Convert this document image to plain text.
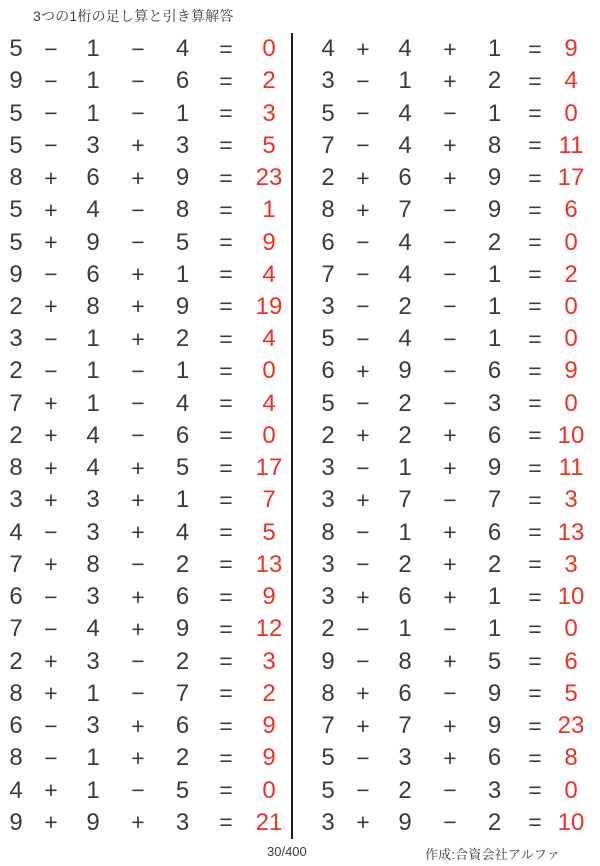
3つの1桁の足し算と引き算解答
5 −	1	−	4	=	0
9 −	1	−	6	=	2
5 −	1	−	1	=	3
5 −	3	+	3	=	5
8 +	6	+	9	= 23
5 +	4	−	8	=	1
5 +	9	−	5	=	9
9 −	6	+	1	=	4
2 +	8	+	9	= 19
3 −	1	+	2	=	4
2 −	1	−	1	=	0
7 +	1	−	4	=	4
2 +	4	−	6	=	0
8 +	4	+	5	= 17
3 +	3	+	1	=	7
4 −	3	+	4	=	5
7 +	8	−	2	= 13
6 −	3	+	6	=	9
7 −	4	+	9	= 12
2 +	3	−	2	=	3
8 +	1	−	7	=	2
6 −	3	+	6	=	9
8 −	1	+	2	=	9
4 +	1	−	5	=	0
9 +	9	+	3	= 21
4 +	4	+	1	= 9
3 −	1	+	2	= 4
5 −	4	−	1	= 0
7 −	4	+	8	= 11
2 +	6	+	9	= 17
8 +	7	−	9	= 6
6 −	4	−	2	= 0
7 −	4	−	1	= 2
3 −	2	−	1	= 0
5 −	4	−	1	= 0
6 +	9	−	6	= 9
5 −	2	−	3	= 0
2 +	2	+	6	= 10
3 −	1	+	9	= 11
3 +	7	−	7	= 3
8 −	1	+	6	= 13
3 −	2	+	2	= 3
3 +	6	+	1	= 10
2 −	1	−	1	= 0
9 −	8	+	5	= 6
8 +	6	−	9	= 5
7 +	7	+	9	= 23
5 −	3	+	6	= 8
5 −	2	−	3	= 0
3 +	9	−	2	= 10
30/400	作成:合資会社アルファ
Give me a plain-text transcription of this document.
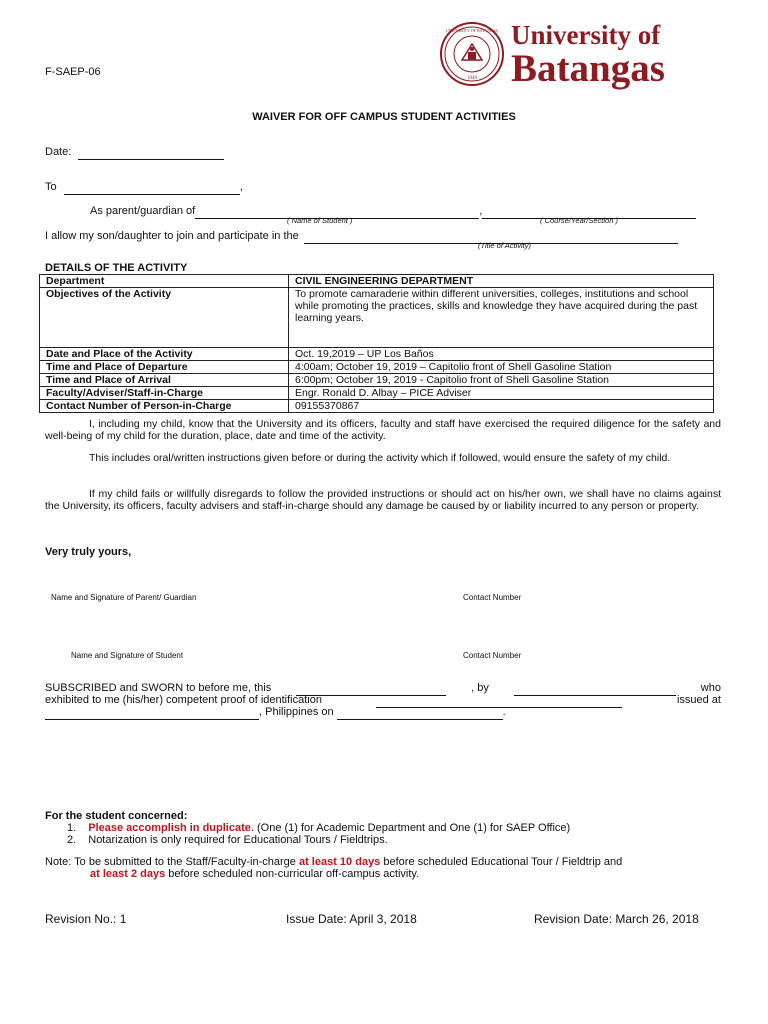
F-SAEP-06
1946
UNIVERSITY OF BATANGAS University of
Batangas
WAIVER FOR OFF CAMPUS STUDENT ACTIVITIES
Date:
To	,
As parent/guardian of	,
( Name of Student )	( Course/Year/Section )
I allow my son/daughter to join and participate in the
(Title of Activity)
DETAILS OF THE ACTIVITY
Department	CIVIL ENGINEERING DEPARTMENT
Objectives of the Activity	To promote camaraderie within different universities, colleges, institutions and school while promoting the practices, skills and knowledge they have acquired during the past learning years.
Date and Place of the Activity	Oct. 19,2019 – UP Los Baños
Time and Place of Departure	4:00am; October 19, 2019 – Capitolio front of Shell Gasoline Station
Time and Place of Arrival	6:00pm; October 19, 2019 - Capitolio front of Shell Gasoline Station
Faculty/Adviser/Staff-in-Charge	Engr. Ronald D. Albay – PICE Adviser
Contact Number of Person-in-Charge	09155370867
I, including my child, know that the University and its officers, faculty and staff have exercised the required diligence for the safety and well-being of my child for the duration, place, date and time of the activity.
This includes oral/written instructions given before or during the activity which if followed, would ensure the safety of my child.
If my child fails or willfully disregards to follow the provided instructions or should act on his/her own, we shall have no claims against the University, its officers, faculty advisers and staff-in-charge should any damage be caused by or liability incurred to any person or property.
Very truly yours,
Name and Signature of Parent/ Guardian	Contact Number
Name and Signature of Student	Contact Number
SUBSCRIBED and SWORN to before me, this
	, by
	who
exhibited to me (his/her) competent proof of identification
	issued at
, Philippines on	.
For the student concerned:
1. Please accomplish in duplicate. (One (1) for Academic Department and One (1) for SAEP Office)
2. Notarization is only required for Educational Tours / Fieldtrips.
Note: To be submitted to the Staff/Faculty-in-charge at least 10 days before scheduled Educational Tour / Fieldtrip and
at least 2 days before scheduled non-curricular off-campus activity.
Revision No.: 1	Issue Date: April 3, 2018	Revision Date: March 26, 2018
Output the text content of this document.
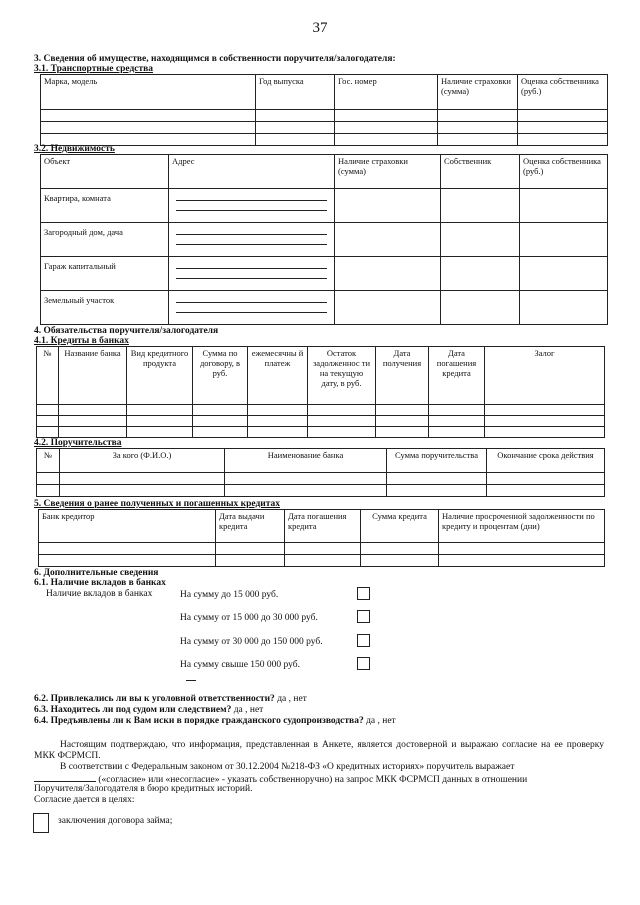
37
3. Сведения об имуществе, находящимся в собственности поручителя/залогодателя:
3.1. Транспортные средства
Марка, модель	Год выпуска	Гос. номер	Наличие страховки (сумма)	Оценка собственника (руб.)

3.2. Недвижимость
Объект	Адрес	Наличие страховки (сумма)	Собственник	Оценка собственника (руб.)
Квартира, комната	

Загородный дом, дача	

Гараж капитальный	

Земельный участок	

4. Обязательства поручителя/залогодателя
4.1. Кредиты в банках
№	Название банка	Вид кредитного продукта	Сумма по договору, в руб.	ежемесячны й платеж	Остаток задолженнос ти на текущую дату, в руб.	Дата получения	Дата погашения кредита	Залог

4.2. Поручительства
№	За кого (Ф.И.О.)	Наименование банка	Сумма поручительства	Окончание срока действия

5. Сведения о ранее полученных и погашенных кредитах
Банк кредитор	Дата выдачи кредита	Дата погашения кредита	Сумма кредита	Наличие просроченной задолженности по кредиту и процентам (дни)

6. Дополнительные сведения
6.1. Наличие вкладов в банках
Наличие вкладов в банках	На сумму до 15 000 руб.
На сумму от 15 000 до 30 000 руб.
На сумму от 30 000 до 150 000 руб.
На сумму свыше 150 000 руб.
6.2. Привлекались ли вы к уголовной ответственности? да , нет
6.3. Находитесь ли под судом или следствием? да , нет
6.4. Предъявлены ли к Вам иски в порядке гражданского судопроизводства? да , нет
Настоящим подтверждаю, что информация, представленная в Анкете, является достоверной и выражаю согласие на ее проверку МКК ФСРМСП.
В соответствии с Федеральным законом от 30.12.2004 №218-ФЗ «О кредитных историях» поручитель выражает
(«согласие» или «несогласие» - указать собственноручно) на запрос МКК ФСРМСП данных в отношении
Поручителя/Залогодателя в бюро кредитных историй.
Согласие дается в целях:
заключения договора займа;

+ + + + +

Job: Return the material exactly as given, apart from the pictures.

Solution for this exercise:
Convert this document image to plain text.
3つの1桁の足し算と引き算解答
5 −	1	−	4	=	0
9 −	1	−	6	=	2
5 −	1	−	1	=	3
5 −	3	+	3	=	5
8 +	6	+	9	= 23
5 +	4	−	8	=	1
5 +	9	−	5	=	9
9 −	6	+	1	=	4
2 +	8	+	9	= 19
3 −	1	+	2	=	4
2 −	1	−	1	=	0
7 +	1	−	4	=	4
2 +	4	−	6	=	0
8 +	4	+	5	= 17
3 +	3	+	1	=	7
4 −	3	+	4	=	5
7 +	8	−	2	= 13
6 −	3	+	6	=	9
7 −	4	+	9	= 12
2 +	3	−	2	=	3
8 +	1	−	7	=	2
6 −	3	+	6	=	9
8 −	1	+	2	=	9
4 +	1	−	5	=	0
9 +	9	+	3	= 21
4 +	4	+	1	= 9
3 −	1	+	2	= 4
5 −	4	−	1	= 0
7 −	4	+	8	= 11
2 +	6	+	9	= 17
8 +	7	−	9	= 6
6 −	4	−	2	= 0
7 −	4	−	1	= 2
3 −	2	−	1	= 0
5 −	4	−	1	= 0
6 +	9	−	6	= 9
5 −	2	−	3	= 0
2 +	2	+	6	= 10
3 −	1	+	9	= 11
3 +	7	−	7	= 3
8 −	1	+	6	= 13
3 −	2	+	2	= 3
3 +	6	+	1	= 10
2 −	1	−	1	= 0
9 −	8	+	5	= 6
8 +	6	−	9	= 5
7 +	7	+	9	= 23
5 −	3	+	6	= 8
5 −	2	−	3	= 0
3 +	9	−	2	= 10
30/400	作成:合資会社アルファ
Give me a plain-text transcription of this document.
F-SAEP-06
1946
UNIVERSITY OF BATANGAS University of
Batangas
WAIVER FOR OFF CAMPUS STUDENT ACTIVITIES
Date:
To	,
As parent/guardian of	,
( Name of Student )	( Course/Year/Section )
I allow my son/daughter to join and participate in the
(Title of Activity)
DETAILS OF THE ACTIVITY
Department	CIVIL ENGINEERING DEPARTMENT
Objectives of the Activity	To promote camaraderie within different universities, colleges, institutions and school while promoting the practices, skills and knowledge they have acquired during the past learning years.
Date and Place of the Activity	Oct. 19,2019 – UP Los Baños
Time and Place of Departure	4:00am; October 19, 2019 – Capitolio front of Shell Gasoline Station
Time and Place of Arrival	6:00pm; October 19, 2019 - Capitolio front of Shell Gasoline Station
Faculty/Adviser/Staff-in-Charge	Engr. Ronald D. Albay – PICE Adviser
Contact Number of Person-in-Charge	09155370867
I, including my child, know that the University and its officers, faculty and staff have exercised the required diligence for the safety and well-being of my child for the duration, place, date and time of the activity.
This includes oral/written instructions given before or during the activity which if followed, would ensure the safety of my child.
If my child fails or willfully disregards to follow the provided instructions or should act on his/her own, we shall have no claims against the University, its officers, faculty advisers and staff-in-charge should any damage be caused by or liability incurred to any person or property.
Very truly yours,
Name and Signature of Parent/ Guardian	Contact Number
Name and Signature of Student	Contact Number
SUBSCRIBED and SWORN to before me, this
	, by
	who
exhibited to me (his/her) competent proof of identification
	issued at
, Philippines on	.
For the student concerned:
1. Please accomplish in duplicate. (One (1) for Academic Department and One (1) for SAEP Office)
2. Notarization is only required for Educational Tours / Fieldtrips.
Note: To be submitted to the Staff/Faculty-in-charge at least 10 days before scheduled Educational Tour / Fieldtrip and
at least 2 days before scheduled non-curricular off-campus activity.
Revision No.: 1	Issue Date: April 3, 2018	Revision Date: March 26, 2018
Output the text content of this document.
37
3. Сведения об имуществе, находящимся в собственности поручителя/залогодателя:
3.1. Транспортные средства
Марка, модель	Год выпуска	Гос. номер	Наличие страховки (сумма)	Оценка собственника (руб.)

3.2. Недвижимость
Объект	Адрес	Наличие страховки (сумма)	Собственник	Оценка собственника (руб.)
Квартира, комната	

Загородный дом, дача	

Гараж капитальный	

Земельный участок	

4. Обязательства поручителя/залогодателя
4.1. Кредиты в банках
№	Название банка	Вид кредитного продукта	Сумма по договору, в руб.	ежемесячны й платеж	Остаток задолженнос ти на текущую дату, в руб.	Дата получения	Дата погашения кредита	Залог

4.2. Поручительства
№	За кого (Ф.И.О.)	Наименование банка	Сумма поручительства	Окончание срока действия

5. Сведения о ранее полученных и погашенных кредитах
Банк кредитор	Дата выдачи кредита	Дата погашения кредита	Сумма кредита	Наличие просроченной задолженности по кредиту и процентам (дни)

6. Дополнительные сведения
6.1. Наличие вкладов в банках
Наличие вкладов в банках	На сумму до 15 000 руб.
На сумму от 15 000 до 30 000 руб.
На сумму от 30 000 до 150 000 руб.
На сумму свыше 150 000 руб.
6.2. Привлекались ли вы к уголовной ответственности? да , нет
6.3. Находитесь ли под судом или следствием? да , нет
6.4. Предъявлены ли к Вам иски в порядке гражданского судопроизводства? да , нет
Настоящим подтверждаю, что информация, представленная в Анкете, является достоверной и выражаю согласие на ее проверку МКК ФСРМСП.
В соответствии с Федеральным законом от 30.12.2004 №218-ФЗ «О кредитных историях» поручитель выражает
(«согласие» или «несогласие» - указать собственноручно) на запрос МКК ФСРМСП данных в отношении
Поручителя/Залогодателя в бюро кредитных историй.
Согласие дается в целях:
заключения договора займа;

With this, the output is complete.